Records from a collection of figures

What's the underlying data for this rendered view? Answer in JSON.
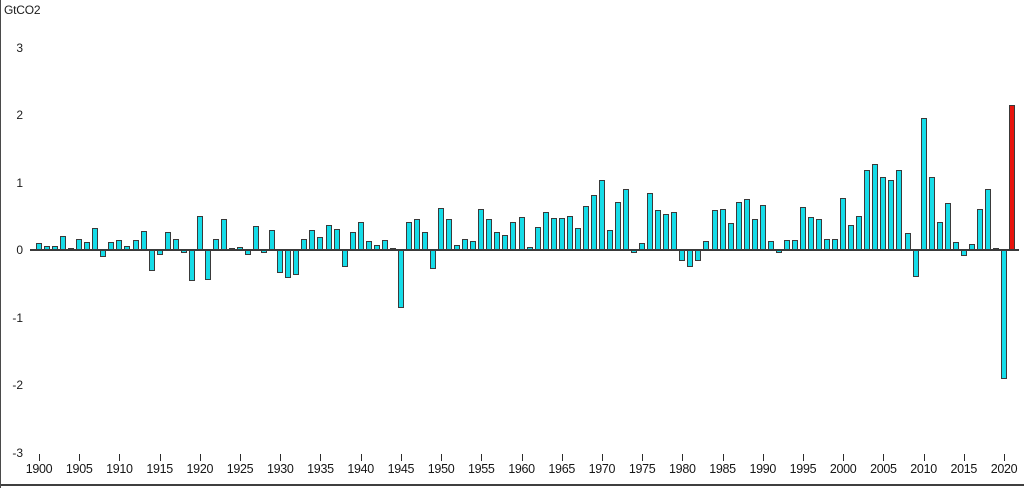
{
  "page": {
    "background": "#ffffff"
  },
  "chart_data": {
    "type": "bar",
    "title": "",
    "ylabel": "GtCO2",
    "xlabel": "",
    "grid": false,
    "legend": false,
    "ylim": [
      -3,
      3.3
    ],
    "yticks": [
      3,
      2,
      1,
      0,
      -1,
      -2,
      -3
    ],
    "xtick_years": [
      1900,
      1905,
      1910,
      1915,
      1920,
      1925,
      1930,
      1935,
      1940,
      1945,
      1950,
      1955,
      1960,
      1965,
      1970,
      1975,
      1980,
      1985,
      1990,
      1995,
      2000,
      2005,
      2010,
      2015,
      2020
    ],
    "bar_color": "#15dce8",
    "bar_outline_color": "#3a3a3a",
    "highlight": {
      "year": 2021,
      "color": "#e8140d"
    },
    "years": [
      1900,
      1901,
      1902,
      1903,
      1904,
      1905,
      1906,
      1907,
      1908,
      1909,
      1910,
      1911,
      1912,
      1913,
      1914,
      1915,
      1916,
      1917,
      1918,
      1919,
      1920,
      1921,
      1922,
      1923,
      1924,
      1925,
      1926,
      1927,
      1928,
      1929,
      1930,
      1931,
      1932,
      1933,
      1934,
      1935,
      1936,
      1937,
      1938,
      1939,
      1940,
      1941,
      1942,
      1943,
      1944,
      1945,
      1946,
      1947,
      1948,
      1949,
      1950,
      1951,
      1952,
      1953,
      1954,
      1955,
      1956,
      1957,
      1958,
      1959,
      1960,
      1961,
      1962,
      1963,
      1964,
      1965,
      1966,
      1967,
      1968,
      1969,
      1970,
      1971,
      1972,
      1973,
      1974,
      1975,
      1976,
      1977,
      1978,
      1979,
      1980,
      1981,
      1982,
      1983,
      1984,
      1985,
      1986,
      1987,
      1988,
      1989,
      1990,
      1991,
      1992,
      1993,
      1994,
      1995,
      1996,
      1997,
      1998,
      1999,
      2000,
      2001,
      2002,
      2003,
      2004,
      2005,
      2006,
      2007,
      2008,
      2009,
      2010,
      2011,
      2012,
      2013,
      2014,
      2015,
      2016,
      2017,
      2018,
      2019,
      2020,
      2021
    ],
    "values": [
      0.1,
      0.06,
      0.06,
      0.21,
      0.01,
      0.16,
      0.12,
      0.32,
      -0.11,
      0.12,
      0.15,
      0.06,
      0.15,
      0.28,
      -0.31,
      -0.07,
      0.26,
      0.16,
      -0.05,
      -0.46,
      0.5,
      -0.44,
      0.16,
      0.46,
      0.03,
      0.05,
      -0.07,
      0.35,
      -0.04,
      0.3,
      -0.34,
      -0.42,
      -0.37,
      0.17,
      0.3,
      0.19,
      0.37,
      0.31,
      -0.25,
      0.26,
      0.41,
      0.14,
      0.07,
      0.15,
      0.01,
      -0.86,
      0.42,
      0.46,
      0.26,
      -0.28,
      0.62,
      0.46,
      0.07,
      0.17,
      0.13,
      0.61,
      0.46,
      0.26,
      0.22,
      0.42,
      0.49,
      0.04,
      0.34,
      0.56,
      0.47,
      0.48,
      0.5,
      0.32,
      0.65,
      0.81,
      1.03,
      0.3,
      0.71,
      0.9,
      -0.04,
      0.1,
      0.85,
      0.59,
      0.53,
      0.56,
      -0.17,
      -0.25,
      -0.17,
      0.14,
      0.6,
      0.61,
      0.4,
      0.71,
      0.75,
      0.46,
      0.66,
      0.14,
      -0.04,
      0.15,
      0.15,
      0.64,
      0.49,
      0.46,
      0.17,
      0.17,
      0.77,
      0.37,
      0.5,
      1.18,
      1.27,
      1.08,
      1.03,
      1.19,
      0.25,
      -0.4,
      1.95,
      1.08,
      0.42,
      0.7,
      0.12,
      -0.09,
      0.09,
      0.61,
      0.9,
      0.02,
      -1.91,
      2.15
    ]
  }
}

==

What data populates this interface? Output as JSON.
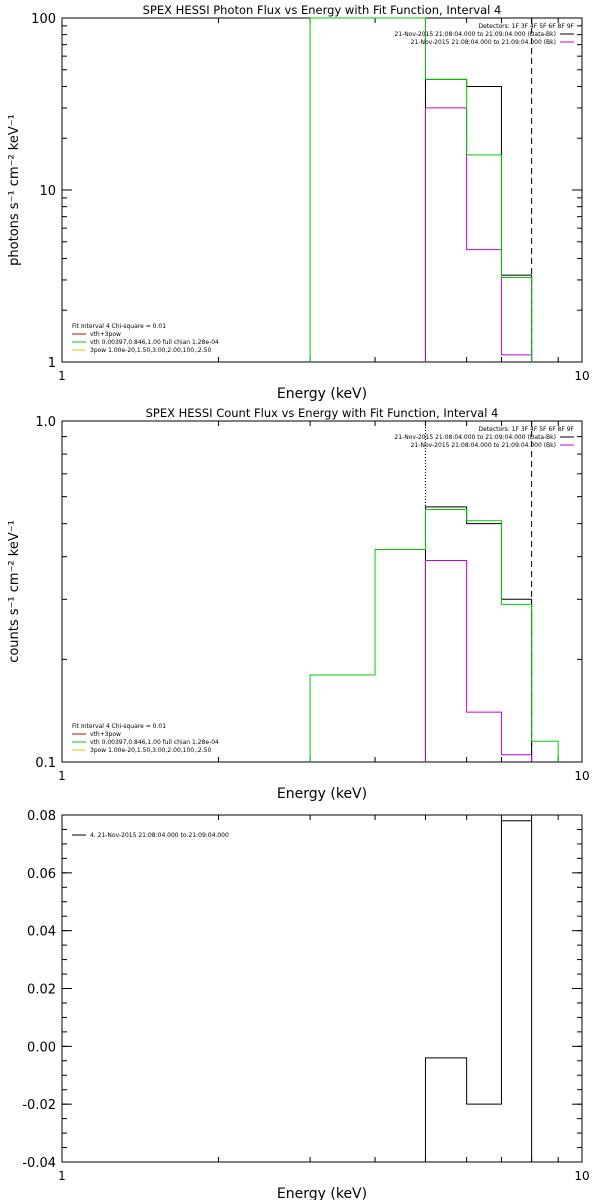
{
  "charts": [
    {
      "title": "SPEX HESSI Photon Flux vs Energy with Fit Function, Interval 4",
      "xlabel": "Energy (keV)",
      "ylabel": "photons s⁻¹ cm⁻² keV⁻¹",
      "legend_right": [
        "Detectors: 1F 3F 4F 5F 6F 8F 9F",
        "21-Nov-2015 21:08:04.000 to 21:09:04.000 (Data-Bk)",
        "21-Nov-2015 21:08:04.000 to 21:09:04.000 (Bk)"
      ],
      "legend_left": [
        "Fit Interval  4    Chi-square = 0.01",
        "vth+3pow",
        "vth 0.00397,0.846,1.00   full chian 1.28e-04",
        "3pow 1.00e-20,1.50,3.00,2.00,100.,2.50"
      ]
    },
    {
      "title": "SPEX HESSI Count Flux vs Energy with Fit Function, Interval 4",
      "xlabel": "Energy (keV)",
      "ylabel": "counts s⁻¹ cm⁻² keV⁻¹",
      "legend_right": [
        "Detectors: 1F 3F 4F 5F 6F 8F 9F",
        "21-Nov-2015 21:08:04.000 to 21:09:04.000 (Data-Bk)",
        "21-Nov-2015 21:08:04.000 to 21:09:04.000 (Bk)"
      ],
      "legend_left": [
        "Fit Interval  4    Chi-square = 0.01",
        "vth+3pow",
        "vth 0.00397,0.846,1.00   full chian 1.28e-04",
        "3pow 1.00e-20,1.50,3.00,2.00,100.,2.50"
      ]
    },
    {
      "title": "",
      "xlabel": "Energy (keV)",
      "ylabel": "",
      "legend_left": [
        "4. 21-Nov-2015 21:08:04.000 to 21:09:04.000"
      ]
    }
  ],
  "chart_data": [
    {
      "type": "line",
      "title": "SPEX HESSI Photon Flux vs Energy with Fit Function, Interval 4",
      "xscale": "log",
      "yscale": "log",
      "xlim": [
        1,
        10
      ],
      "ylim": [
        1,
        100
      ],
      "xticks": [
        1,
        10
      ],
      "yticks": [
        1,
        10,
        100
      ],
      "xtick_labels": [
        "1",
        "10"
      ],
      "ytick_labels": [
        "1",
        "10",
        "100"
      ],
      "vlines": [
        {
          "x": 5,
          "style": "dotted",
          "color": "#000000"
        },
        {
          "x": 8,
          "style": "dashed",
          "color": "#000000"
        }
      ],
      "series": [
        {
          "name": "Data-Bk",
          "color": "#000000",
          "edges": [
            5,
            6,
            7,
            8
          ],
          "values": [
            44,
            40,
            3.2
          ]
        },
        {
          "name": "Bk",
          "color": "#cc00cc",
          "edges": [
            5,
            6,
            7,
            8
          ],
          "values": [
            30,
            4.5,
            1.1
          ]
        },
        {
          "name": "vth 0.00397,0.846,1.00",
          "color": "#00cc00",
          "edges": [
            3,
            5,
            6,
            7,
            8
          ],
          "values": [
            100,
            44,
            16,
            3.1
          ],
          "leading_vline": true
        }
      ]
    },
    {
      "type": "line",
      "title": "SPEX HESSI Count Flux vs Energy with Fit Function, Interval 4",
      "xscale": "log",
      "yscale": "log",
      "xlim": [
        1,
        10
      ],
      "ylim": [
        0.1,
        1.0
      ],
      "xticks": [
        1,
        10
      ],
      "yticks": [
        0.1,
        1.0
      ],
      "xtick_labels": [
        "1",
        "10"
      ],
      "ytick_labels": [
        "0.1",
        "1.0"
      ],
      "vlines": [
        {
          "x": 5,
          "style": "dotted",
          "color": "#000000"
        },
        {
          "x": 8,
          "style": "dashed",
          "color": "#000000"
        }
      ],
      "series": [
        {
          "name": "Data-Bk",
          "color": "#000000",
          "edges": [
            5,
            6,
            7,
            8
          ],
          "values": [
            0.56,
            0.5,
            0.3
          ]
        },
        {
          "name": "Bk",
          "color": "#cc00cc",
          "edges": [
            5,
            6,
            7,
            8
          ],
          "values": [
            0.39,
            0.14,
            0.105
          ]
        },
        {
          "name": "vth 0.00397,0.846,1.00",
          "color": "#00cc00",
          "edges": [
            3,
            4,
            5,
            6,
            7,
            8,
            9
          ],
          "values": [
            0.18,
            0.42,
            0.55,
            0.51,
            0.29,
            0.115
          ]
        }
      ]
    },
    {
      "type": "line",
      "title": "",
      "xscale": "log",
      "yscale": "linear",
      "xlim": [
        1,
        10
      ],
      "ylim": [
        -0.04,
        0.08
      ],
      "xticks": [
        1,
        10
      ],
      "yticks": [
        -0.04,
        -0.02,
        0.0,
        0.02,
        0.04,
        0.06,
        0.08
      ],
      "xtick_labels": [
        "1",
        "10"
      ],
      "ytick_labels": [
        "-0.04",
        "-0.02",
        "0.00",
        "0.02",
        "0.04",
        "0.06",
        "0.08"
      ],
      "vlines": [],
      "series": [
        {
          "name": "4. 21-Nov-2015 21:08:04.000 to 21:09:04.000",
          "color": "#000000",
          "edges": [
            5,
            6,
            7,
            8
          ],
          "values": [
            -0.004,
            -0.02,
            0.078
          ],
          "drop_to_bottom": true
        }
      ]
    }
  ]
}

> _WORK INSTRUCTIONS_: List all lines above in which the string "What" appears.

> _ANSWER_:
What's the underlying data for this rendered view? Answer in JSON.
What data populates this interface? Output as JSON.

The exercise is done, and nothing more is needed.